(Dataset excerpt)
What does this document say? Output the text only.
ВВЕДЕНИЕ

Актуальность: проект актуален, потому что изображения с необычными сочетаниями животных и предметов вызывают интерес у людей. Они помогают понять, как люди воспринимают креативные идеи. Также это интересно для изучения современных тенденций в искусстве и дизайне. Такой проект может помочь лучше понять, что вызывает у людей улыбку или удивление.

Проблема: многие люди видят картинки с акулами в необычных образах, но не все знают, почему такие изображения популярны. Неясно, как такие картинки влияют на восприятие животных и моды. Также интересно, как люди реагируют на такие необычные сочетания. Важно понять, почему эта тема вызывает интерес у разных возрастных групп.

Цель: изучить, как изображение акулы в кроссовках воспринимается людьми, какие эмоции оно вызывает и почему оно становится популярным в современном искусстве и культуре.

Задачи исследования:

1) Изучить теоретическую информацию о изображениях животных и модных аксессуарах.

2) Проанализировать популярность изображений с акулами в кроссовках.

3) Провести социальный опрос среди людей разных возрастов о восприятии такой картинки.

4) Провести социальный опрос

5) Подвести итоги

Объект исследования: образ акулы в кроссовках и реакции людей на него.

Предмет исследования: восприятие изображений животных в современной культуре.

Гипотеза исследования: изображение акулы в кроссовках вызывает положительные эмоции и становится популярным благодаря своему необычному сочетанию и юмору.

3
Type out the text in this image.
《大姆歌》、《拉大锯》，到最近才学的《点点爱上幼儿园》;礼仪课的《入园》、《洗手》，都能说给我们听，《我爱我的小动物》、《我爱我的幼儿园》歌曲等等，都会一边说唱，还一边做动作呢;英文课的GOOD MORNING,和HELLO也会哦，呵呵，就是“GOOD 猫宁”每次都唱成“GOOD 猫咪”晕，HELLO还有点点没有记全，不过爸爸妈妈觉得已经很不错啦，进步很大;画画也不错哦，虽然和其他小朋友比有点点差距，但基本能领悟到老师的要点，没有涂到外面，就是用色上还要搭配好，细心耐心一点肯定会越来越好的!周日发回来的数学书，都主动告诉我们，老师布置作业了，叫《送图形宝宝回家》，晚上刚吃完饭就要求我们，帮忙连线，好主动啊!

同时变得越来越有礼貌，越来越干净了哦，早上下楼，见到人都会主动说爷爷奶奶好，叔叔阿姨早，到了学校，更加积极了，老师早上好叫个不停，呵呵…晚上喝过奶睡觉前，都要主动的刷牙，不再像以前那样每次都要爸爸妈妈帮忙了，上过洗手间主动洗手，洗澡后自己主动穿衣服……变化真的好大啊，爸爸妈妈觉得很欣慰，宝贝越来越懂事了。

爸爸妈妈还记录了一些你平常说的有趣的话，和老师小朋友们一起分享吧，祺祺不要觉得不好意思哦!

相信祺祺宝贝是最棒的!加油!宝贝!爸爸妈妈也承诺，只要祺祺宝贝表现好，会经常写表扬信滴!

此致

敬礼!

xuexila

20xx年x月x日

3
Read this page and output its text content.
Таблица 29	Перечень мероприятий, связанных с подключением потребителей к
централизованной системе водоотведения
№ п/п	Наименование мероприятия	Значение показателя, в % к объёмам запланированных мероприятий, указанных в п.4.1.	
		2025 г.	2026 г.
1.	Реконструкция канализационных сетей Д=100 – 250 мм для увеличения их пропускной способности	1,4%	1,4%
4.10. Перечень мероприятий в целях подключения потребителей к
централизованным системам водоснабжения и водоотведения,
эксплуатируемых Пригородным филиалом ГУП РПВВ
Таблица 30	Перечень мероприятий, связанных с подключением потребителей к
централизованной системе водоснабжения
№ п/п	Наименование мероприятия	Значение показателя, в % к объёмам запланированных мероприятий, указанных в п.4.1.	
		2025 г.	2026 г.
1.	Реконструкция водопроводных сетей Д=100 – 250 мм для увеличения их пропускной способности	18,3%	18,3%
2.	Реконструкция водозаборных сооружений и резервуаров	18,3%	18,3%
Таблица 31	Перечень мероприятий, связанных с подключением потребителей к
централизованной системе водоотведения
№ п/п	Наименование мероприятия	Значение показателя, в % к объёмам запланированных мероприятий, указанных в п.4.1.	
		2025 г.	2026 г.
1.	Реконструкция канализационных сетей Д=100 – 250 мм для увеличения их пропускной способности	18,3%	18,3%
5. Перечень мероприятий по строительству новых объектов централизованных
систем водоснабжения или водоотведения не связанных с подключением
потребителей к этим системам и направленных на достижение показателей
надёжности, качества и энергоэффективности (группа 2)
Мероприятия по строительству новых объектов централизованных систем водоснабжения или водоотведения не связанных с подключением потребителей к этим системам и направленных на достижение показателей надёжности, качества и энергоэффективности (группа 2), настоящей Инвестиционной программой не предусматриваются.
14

- [The task]:
Copy every line verbatim.

- [Task output]:
What does this document say? Output the text only.
ВВЕДЕНИЕ

Актуальность: проект актуален, потому что изображения с необычными сочетаниями животных и предметов вызывают интерес у людей. Они помогают понять, как люди воспринимают креативные идеи. Также это интересно для изучения современных тенденций в искусстве и дизайне. Такой проект может помочь лучше понять, что вызывает у людей улыбку или удивление.

Проблема: многие люди видят картинки с акулами в необычных образах, но не все знают, почему такие изображения популярны. Неясно, как такие картинки влияют на восприятие животных и моды. Также интересно, как люди реагируют на такие необычные сочетания. Важно понять, почему эта тема вызывает интерес у разных возрастных групп.

Цель: изучить, как изображение акулы в кроссовках воспринимается людьми, какие эмоции оно вызывает и почему оно становится популярным в современном искусстве и культуре.

Задачи исследования:

1) Изучить теоретическую информацию о изображениях животных и модных аксессуарах.

2) Проанализировать популярность изображений с акулами в кроссовках.

3) Провести социальный опрос среди людей разных возрастов о восприятии такой картинки.

4) Провести социальный опрос

5) Подвести итоги

Объект исследования: образ акулы в кроссовках и реакции людей на него.

Предмет исследования: восприятие изображений животных в современной культуре.

Гипотеза исследования: изображение акулы в кроссовках вызывает положительные эмоции и становится популярным благодаря своему необычному сочетанию и юмору.

3
Type out the text in this image.
《大姆歌》、《拉大锯》，到最近才学的《点点爱上幼儿园》;礼仪课的《入园》、《洗手》，都能说给我们听，《我爱我的小动物》、《我爱我的幼儿园》歌曲等等，都会一边说唱，还一边做动作呢;英文课的GOOD MORNING,和HELLO也会哦，呵呵，就是“GOOD 猫宁”每次都唱成“GOOD 猫咪”晕，HELLO还有点点没有记全，不过爸爸妈妈觉得已经很不错啦，进步很大;画画也不错哦，虽然和其他小朋友比有点点差距，但基本能领悟到老师的要点，没有涂到外面，就是用色上还要搭配好，细心耐心一点肯定会越来越好的!周日发回来的数学书，都主动告诉我们，老师布置作业了，叫《送图形宝宝回家》，晚上刚吃完饭就要求我们，帮忙连线，好主动啊!

同时变得越来越有礼貌，越来越干净了哦，早上下楼，见到人都会主动说爷爷奶奶好，叔叔阿姨早，到了学校，更加积极了，老师早上好叫个不停，呵呵…晚上喝过奶睡觉前，都要主动的刷牙，不再像以前那样每次都要爸爸妈妈帮忙了，上过洗手间主动洗手，洗澡后自己主动穿衣服……变化真的好大啊，爸爸妈妈觉得很欣慰，宝贝越来越懂事了。

爸爸妈妈还记录了一些你平常说的有趣的话，和老师小朋友们一起分享吧，祺祺不要觉得不好意思哦!

相信祺祺宝贝是最棒的!加油!宝贝!爸爸妈妈也承诺，只要祺祺宝贝表现好，会经常写表扬信滴!

此致

敬礼!

xuexila

20xx年x月x日

3
Read this page and output its text content.
Таблица 29	Перечень мероприятий, связанных с подключением потребителей к
централизованной системе водоотведения
№ п/п	Наименование мероприятия	Значение показателя, в % к объёмам запланированных мероприятий, указанных в п.4.1.	
		2025 г.	2026 г.
1.	Реконструкция канализационных сетей Д=100 – 250 мм для увеличения их пропускной способности	1,4%	1,4%
4.10. Перечень мероприятий в целях подключения потребителей к
централизованным системам водоснабжения и водоотведения,
эксплуатируемых Пригородным филиалом ГУП РПВВ
Таблица 30	Перечень мероприятий, связанных с подключением потребителей к
централизованной системе водоснабжения
№ п/п	Наименование мероприятия	Значение показателя, в % к объёмам запланированных мероприятий, указанных в п.4.1.	
		2025 г.	2026 г.
1.	Реконструкция водопроводных сетей Д=100 – 250 мм для увеличения их пропускной способности	18,3%	18,3%
2.	Реконструкция водозаборных сооружений и резервуаров	18,3%	18,3%
Таблица 31	Перечень мероприятий, связанных с подключением потребителей к
централизованной системе водоотведения
№ п/п	Наименование мероприятия	Значение показателя, в % к объёмам запланированных мероприятий, указанных в п.4.1.	
		2025 г.	2026 г.
1.	Реконструкция канализационных сетей Д=100 – 250 мм для увеличения их пропускной способности	18,3%	18,3%
5. Перечень мероприятий по строительству новых объектов централизованных
систем водоснабжения или водоотведения не связанных с подключением
потребителей к этим системам и направленных на достижение показателей
надёжности, качества и энергоэффективности (группа 2)
Мероприятия по строительству новых объектов централизованных систем водоснабжения или водоотведения не связанных с подключением потребителей к этим системам и направленных на достижение показателей надёжности, качества и энергоэффективности (группа 2), настоящей Инвестиционной программой не предусматриваются.
14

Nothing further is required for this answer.